(Records from a data source)
──────
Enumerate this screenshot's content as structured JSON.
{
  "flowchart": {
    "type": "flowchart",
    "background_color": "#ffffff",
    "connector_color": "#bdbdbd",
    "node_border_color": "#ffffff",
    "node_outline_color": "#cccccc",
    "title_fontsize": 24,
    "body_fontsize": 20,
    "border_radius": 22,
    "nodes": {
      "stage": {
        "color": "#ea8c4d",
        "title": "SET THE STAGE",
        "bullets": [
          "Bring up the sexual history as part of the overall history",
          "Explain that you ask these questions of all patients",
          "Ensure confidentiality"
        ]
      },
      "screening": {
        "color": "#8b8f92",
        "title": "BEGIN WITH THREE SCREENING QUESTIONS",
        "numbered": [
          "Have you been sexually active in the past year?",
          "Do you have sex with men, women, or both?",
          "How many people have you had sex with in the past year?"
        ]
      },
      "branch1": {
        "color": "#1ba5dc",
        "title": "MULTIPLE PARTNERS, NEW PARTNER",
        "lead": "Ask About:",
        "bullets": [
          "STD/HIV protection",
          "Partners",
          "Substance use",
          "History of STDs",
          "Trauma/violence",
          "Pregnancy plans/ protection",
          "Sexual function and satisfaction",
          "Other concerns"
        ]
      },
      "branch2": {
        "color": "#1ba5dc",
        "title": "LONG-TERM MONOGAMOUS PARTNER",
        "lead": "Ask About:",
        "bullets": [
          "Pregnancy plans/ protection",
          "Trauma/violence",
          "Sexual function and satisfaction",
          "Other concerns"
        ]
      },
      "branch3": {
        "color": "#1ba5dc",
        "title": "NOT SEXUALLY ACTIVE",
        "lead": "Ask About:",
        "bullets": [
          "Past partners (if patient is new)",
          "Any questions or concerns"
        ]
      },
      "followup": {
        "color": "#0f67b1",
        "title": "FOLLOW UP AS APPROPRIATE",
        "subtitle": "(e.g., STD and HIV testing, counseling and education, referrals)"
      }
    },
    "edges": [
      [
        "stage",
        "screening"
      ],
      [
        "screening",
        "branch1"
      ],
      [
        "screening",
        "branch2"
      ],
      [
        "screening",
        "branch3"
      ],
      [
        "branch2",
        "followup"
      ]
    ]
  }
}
──────
Copy out the lines of the data where the string "ffffff" occurs.

    "background_color": "#ffffff",
    "node_border_color": "#ffffff",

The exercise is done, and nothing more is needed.